"Altıncı his" olarak bilinen kavramı bilimsel olarak irdeleyebilmek için, öncelikle işlevsel bir "6. his" tanımı yapmamız gerekmektedir. Eğer bu sözcüğü "gelecekte olacakları öngörmek", "falcılık", "astroloji" gibi sahtebilimsel yaklaşımlarla ilişkili bir kavram olarak kullanıyorsak, en başından net bir şekilde söyleyebiliriz ki modern bilim ile ortaya konmuş veriler dahilinde böyle bir yeti bilimsel olarak tamamen geçersizdir.
Mistisizm ile ilgili sayısız bilimsel araştırma ve deneme yapıldı ve halen de süren araştırmalar ve halka açık mistik araştırma davetleri bulunuyor. Ancak bugüne kadar mistik güçleri olduğunu iddia eden insanlar içinde, bu mistik güçlerini deneysel koşullar altında ispatlayabilen tek bir insan dahi çıkmadı.
Öte yandan, alışageldiğimiz beş duyunun (görme, koklama, duyma, tatma, dokunma) yardımıyla, bariz olmayan uyaranları önceden tespit edebilmekten söz ediyorsanız, bunu bilimsel olarak incelemek mümkündür. Örneğin ıssız bir sokakta, takip edildiğimizi ya da arkamızda birinin olduğunu gerçekten de hissedebiliriz. Benzer şekilde, rüyalarımızda olan bir şeyi gerçek hayatta yaşayabiliriz.
Ayak sesi duymadan ve takip edildiğimize dair bir veri olmaksızın bunu nasıl yapabiliriz? Rüyalarımız nasıl gerçek olur? İşte bu noktada, bilim devreye girer.
Duyu Dışı Algılama
Arkamızdan geleni görmeyip, duymamamıza rağmen hissedebilmemizin birçok nedeni olabilir. Bu sebeplerden en güçlüsü, bizim "duymuyor", "görmüyor", "kokusunu almıyor" olmamızın, gerçekten duymadığımız, görmediğimiz veya kokusunu almadığı anlamına gelmediğidir. Bu tip bilinçsiz olarak algıladığımız duyuların toplamına (ve hatta "mistik güç" olarak lanse edilmeye çalışılan diğer algılara da), bilimsel analizlerde, Duyu Dışı Algı (Extrasensory Perception) adı veriliyor.
Çoğu bilim insanı, böyle bir duyu tipi olduğunu kabul etmiyor (Amerikan Ulusal Bilim Akademisi'nin %96'sı bu tip duyuların varlığını reddediyor). Çünkü bu terimi kullananların çoğu, duyu organlarının bu süreçte rolü olmadığını, beynin mistik bir şekilde etrafını algıladığını ileri sürüyor. Ancak buna yönelik çalışmalar bunu destekleyebilecek hiçbir veri üretebilmiş değil. Dolayısıyla konu bilimin sınırlarından çıkıp, sahtebilimin alanı haline geliyor. Bu kavramı kullananlar içgörü, telepati, psikometri, kahinlik, vb. sahtebilim alanlarını bilimselmiş gibi pazarlamaya çalıyor.

> Kısa görev A: Kayıtlarda "legend-marker <box>368 1012 374 1017</box>" içeren satırdan "table-cell: 1370 <box>169 1885 193 1897</box>" içeren satıra kadar olan kısmı, "data-point" yerine "veri-noktası" koyarak yeniden yazın; geri kalan her şey aynen kalsın.
> Kısa görev B: Altıncı his üzerine olan metni kaldığı yerden sürdürün.
Aşağıdaki kayıtlar metinle hiçbir şekilde ilgili değildir.

> Çıkarılan veriler:
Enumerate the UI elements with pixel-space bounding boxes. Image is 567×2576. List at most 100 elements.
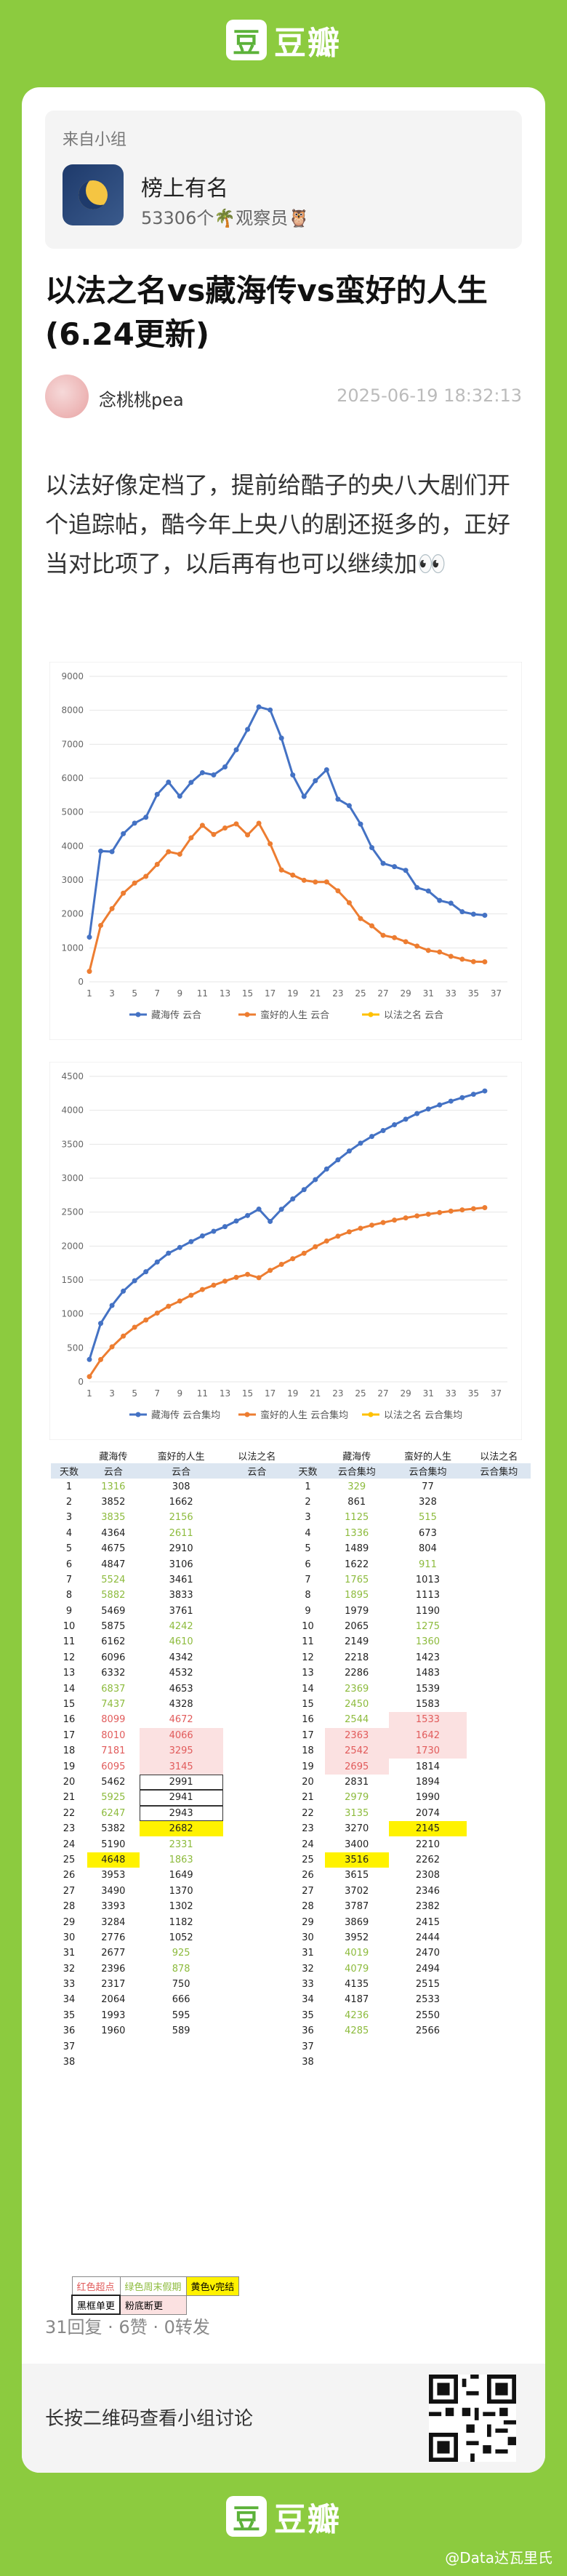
legend-marker <box>368 1012 374 1017</box>
table-cell: 5462 <box>101 1777 126 1788</box>
qr-code-icon[interactable] <box>429 2375 516 2462</box>
table-cell <box>223 1681 291 1696</box>
cumulative-table: 藏海传 蛮好的人生 以法之名 天数 云合集均 云合集均 云合集均 1 329 77 2 861 328 3… <box>291 1447 531 2070</box>
table-cell <box>223 1541 291 1556</box>
data-point <box>470 1206 476 1212</box>
table-cell <box>223 1759 291 1774</box>
table-cell <box>467 1759 531 1774</box>
table-cell: 3145 <box>139 1759 223 1775</box>
table-cell: 2074 <box>415 1807 440 1819</box>
data-point <box>425 888 431 894</box>
table-cell <box>467 1681 531 1696</box>
data-point <box>211 1282 217 1288</box>
group-avatar[interactable] <box>63 164 124 225</box>
data-point <box>403 868 409 873</box>
legend-yellow: 黄色v完结 <box>185 2276 240 2296</box>
x-tick-label: 11 <box>197 988 208 999</box>
table-cell: 1370 <box>169 1885 193 1897</box>
table-row: 28 3787 2382 <box>291 1899 531 1914</box>
data-point <box>222 1279 228 1284</box>
chart-frame <box>49 662 522 1040</box>
table-cell: 3953 <box>101 1870 126 1881</box>
x-tick-label: 25 <box>355 988 366 999</box>
table-cell: 804 <box>419 1543 437 1555</box>
x-tick-label: 5 <box>132 1388 137 1399</box>
data-point <box>323 1238 329 1244</box>
table-cell <box>87 2039 140 2054</box>
group-info[interactable]: 来自小组 榜上有名 53306个🌴观察员🦉 <box>45 111 522 249</box>
data-point <box>121 1288 126 1294</box>
data-point <box>188 780 194 785</box>
table-header: 藏海传 <box>342 1451 371 1463</box>
table-row: 6 1622 911 <box>291 1556 531 1572</box>
legend-label: 蛮好的人生 云合集均 <box>260 1409 348 1421</box>
table-cell: 4342 <box>169 1652 193 1663</box>
table-cell: 1979 <box>345 1605 369 1617</box>
douban-logo-icon: 豆 <box>226 20 267 60</box>
member-title: 观察员 <box>236 208 289 228</box>
table-cell: 4847 <box>101 1559 126 1570</box>
author-name[interactable]: 念桃桃pea <box>99 390 184 410</box>
table-row: 16 8099 4672 <box>51 1712 291 1727</box>
table-cell: 6 <box>305 1559 311 1570</box>
table-cell: 4066 <box>139 1727 223 1744</box>
y-tick-label: 5000 <box>61 807 84 817</box>
y-tick-label: 0 <box>78 1377 84 1387</box>
data-point <box>121 831 126 836</box>
table-cell <box>223 1852 291 1868</box>
data-point <box>233 1274 239 1280</box>
table-row: 29 3284 1182 <box>51 1914 291 1929</box>
data-point <box>470 911 476 917</box>
data-point <box>109 1344 115 1350</box>
table-cell: 2910 <box>169 1543 193 1555</box>
table-row: 36 1960 589 <box>51 2023 291 2039</box>
data-point <box>211 772 217 778</box>
table-cell: 20 <box>302 1777 314 1788</box>
author-avatar[interactable] <box>45 375 89 418</box>
table-cell <box>467 1665 531 1681</box>
table-cell <box>223 2055 291 2070</box>
table-cell: 6095 <box>101 1761 126 1772</box>
table-cell: 750 <box>172 1979 190 1991</box>
data-point <box>121 1333 126 1339</box>
table-cell <box>325 2039 389 2054</box>
table-cell: 35 <box>302 2009 314 2021</box>
data-point <box>369 1223 375 1228</box>
legend-label: 以法之名 云合 <box>384 1009 443 1021</box>
group-name[interactable]: 榜上有名 <box>141 176 228 201</box>
table-row: 3 3835 2156 <box>51 1510 291 1525</box>
table-cell <box>467 1526 531 1541</box>
data-point <box>222 764 228 770</box>
y-tick-label: 1000 <box>61 1309 84 1319</box>
table-cell <box>467 2008 531 2023</box>
table-cell <box>223 1728 291 1743</box>
table-cell: 1993 <box>101 2009 126 2021</box>
table-cell: 77 <box>422 1481 434 1492</box>
table-cell <box>223 1992 291 2007</box>
table-cell: 1483 <box>415 1668 440 1679</box>
table-cell: 2065 <box>345 1621 369 1633</box>
table-cell: 29 <box>302 1916 314 1928</box>
data-point <box>437 1209 443 1215</box>
color-legend: 红色超点 绿色周末假期 黄色v完结 黑框单更 粉底断更 <box>71 2276 240 2315</box>
legend-label: 藏海传 云合 <box>151 1010 201 1021</box>
x-tick-label: 15 <box>242 988 253 999</box>
data-point <box>414 943 420 949</box>
data-point <box>425 1106 431 1112</box>
x-tick-label: 27 <box>377 988 388 999</box>
data-point <box>87 1374 92 1380</box>
table-cell: 7437 <box>101 1699 126 1711</box>
table-cell <box>325 2055 389 2070</box>
table-cell <box>467 1884 531 1899</box>
y-tick-label: 1500 <box>61 1275 84 1285</box>
table-cell: 1990 <box>415 1792 440 1804</box>
data-point <box>143 1317 149 1323</box>
table-cell <box>467 1899 531 1914</box>
table-cell: 1190 <box>415 1605 440 1617</box>
x-tick-label: 3 <box>109 1388 115 1399</box>
data-point <box>143 873 149 879</box>
data-point <box>437 1102 443 1108</box>
data-point <box>380 932 386 938</box>
table-cell: 2542 <box>324 1743 389 1759</box>
data-point <box>482 1088 488 1094</box>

> Alıştırma çıktısı A:
legend-marker <box>368 1012 374 1017</box>
table-cell: 5462 <box>101 1777 126 1788</box>
qr-code-icon[interactable] <box>429 2375 516 2462</box>
table-cell <box>223 1681 291 1696</box>
cumulative-table: 藏海传 蛮好的人生 以法之名 天数 云合集均 云合集均 云合集均 1 329 77 2 861 328 3… <box>291 1447 531 2070</box>
table-cell <box>223 1541 291 1556</box>
veri-noktası <box>470 1206 476 1212</box>
table-cell <box>223 1759 291 1774</box>
table-cell <box>467 1759 531 1774</box>
table-cell: 3145 <box>139 1759 223 1775</box>
table-cell: 2074 <box>415 1807 440 1819</box>
veri-noktası <box>425 888 431 894</box>
table-cell <box>467 1681 531 1696</box>
veri-noktası <box>211 1282 217 1288</box>
group-avatar[interactable] <box>63 164 124 225</box>
veri-noktası <box>403 868 409 873</box>
legend-yellow: 黄色v完结 <box>185 2276 240 2296</box>
x-tick-label: 11 <box>197 988 208 999</box>
table-cell: 1370 <box>169 1885 193 1897</box>

> Alıştırma çıktısı B:
Ancak bu kavramı normal şekilde duyu organlarımız aracılığıyla ama farkında olmadan algıladığımız olgular için kullanmak da mümkün! İşte bazı psikologlar ısrarla bu alanda çalışmalarını sürdürüyorlar ve bunu yaparken doğru olmasını arzuladıkları şeylere inanmak yerine, alışageldiğimiz beş duyu haricinde duyularımız varsa bunları ortaya çıkarmaya veya sıra dışı olguları nasıl hissedebildiğimizi beş duyumuzu kullanarak anlamaya çalışıyorlar. Gerçeklere de ancak bu çalışmalarla ulaşabiliyoruz.
Gerçekten de, bu konular üzerine eğilen araştırmacılardan bazıları, farkında olmadan algıladığımız uyaranlar hakkında son derece güvenilir araştırmalar yapıyorlar ve üst düzey bilim dergilerinde makaleler dahi yayınlayabiliyorlar. Biz de, bilimsel şüphecilik dahilinde analizinin yapılmasını faydalı görüyoruz. Zaten bu araştırmalara bakıldığında, bu tip algıların tamamen bilimsel kökenleri olduğu görülmektedir. Şimdi, bunlara bir göz atalım.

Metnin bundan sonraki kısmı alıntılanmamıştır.